▶ **GIVEN DATA**:
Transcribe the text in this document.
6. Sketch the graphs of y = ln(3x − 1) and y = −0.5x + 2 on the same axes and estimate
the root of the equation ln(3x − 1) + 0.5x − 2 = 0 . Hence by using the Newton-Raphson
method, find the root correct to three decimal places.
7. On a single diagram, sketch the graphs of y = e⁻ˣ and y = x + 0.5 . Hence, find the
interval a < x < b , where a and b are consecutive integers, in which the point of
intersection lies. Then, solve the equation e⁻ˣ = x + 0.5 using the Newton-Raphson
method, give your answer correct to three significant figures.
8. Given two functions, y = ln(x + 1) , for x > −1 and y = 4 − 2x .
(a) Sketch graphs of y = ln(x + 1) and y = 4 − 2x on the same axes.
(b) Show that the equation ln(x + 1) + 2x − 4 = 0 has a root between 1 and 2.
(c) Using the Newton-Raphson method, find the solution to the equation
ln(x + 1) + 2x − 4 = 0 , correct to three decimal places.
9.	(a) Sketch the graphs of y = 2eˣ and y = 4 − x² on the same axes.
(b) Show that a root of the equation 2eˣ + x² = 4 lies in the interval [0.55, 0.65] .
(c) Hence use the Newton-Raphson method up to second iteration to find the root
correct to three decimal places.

...

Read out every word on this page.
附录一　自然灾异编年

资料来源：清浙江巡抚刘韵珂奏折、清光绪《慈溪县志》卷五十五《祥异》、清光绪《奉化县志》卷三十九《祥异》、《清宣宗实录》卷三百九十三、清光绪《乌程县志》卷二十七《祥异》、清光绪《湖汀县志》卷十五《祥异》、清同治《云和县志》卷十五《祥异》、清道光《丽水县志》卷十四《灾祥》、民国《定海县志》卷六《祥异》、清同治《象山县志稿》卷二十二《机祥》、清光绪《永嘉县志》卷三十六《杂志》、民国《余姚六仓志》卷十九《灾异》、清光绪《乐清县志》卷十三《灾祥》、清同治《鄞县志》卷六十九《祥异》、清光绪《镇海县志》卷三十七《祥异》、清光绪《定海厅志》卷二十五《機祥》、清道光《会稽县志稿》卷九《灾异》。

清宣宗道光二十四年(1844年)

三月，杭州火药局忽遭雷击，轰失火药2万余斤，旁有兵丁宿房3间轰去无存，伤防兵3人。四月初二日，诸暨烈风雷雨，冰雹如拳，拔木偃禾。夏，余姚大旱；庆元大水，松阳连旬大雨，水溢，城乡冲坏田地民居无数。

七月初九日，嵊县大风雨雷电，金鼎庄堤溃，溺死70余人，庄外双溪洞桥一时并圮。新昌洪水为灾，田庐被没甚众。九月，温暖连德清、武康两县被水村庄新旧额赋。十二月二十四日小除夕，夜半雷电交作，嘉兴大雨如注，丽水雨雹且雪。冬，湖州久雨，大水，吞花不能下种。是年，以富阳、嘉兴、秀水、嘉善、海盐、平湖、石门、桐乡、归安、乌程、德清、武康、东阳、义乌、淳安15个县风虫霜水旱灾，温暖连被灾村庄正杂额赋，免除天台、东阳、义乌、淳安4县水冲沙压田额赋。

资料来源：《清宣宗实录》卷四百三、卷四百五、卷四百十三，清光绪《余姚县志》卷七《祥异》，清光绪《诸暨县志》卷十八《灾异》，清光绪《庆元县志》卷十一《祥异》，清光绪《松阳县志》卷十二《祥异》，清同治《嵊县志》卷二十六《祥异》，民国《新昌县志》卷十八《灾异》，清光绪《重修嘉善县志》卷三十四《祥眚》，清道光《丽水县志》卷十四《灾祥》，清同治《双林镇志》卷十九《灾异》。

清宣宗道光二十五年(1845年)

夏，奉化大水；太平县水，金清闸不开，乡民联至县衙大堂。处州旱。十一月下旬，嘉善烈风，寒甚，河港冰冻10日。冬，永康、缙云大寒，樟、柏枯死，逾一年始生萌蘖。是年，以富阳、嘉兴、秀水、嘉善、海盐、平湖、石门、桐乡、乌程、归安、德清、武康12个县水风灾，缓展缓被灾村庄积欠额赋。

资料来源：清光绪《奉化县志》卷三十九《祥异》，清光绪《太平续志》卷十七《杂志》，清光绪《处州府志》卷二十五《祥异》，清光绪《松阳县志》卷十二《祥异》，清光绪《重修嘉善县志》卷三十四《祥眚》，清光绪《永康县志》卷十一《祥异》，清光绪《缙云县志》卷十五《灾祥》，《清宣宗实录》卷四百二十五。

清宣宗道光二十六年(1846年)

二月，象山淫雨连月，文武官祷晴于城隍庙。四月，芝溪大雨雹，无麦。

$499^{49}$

▶ **SHORT PROBLEM**:
Extract all lines from the data in which "松阳县志" is found.

▶ **RESULT FOR THIS EXERCISE**:
资料来源：《清宣宗实录》卷四百三、卷四百五、卷四百十三，清光绪《余姚县志》卷七《祥异》，清光绪《诸暨县志》卷十八《灾异》，清光绪《庆元县志》卷十一《祥异》，清光绪《松阳县志》卷十二《祥异》，清同治《嵊县志》卷二十六《祥异》，民国《新昌县志》卷十八《灾异》，清光绪《重修嘉善县志》卷三十四《祥眚》，清道光《丽水县志》卷十四《灾祥》，清同治《双林镇志》卷十九《灾异》。
资料来源：清光绪《奉化县志》卷三十九《祥异》，清光绪《太平续志》卷十七《杂志》，清光绪《处州府志》卷二十五《祥异》，清光绪《松阳县志》卷十二《祥异》，清光绪《重修嘉善县志》卷三十四《祥眚》，清光绪《永康县志》卷十一《祥异》，清光绪《缙云县志》卷十五《灾祥》，《清宣宗实录》卷四百二十五。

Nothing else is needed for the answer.